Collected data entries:
====
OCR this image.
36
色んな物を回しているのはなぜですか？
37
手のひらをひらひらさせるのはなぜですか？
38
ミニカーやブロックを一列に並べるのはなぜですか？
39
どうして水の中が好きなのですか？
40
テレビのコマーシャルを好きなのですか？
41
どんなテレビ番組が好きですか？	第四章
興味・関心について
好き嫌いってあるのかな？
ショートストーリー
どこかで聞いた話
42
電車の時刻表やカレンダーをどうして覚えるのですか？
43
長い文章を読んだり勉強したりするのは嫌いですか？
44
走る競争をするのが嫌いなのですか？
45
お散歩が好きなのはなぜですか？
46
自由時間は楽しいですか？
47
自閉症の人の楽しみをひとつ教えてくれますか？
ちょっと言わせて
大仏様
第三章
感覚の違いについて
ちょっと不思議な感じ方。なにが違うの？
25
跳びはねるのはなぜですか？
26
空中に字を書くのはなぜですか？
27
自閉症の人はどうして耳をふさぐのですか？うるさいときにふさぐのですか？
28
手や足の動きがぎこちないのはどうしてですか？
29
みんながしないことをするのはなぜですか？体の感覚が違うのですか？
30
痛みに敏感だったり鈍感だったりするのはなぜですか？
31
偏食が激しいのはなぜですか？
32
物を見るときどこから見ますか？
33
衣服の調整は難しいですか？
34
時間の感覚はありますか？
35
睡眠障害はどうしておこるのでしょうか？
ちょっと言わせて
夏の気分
====
▸ Your instructions: The records above should be repeated in full, exactly as given.

▸ The answer:
OCR this image.
36
色んな物を回しているのはなぜですか？
37
手のひらをひらひらさせるのはなぜですか？
38
ミニカーやブロックを一列に並べるのはなぜですか？
39
どうして水の中が好きなのですか？
40
テレビのコマーシャルを好きなのですか？
41
どんなテレビ番組が好きですか？	第四章
興味・関心について
好き嫌いってあるのかな？
ショートストーリー
どこかで聞いた話
42
電車の時刻表やカレンダーをどうして覚えるのですか？
43
長い文章を読んだり勉強したりするのは嫌いですか？
44
走る競争をするのが嫌いなのですか？
45
お散歩が好きなのはなぜですか？
46
自由時間は楽しいですか？
47
自閉症の人の楽しみをひとつ教えてくれますか？
ちょっと言わせて
大仏様
第三章
感覚の違いについて
ちょっと不思議な感じ方。なにが違うの？
25
跳びはねるのはなぜですか？
26
空中に字を書くのはなぜですか？
27
自閉症の人はどうして耳をふさぐのですか？うるさいときにふさぐのですか？
28
手や足の動きがぎこちないのはどうしてですか？
29
みんながしないことをするのはなぜですか？体の感覚が違うのですか？
30
痛みに敏感だったり鈍感だったりするのはなぜですか？
31
偏食が激しいのはなぜですか？
32
物を見るときどこから見ますか？
33
衣服の調整は難しいですか？
34
時間の感覚はありますか？
35
睡眠障害はどうしておこるのでしょうか？
ちょっと言わせて
夏の気分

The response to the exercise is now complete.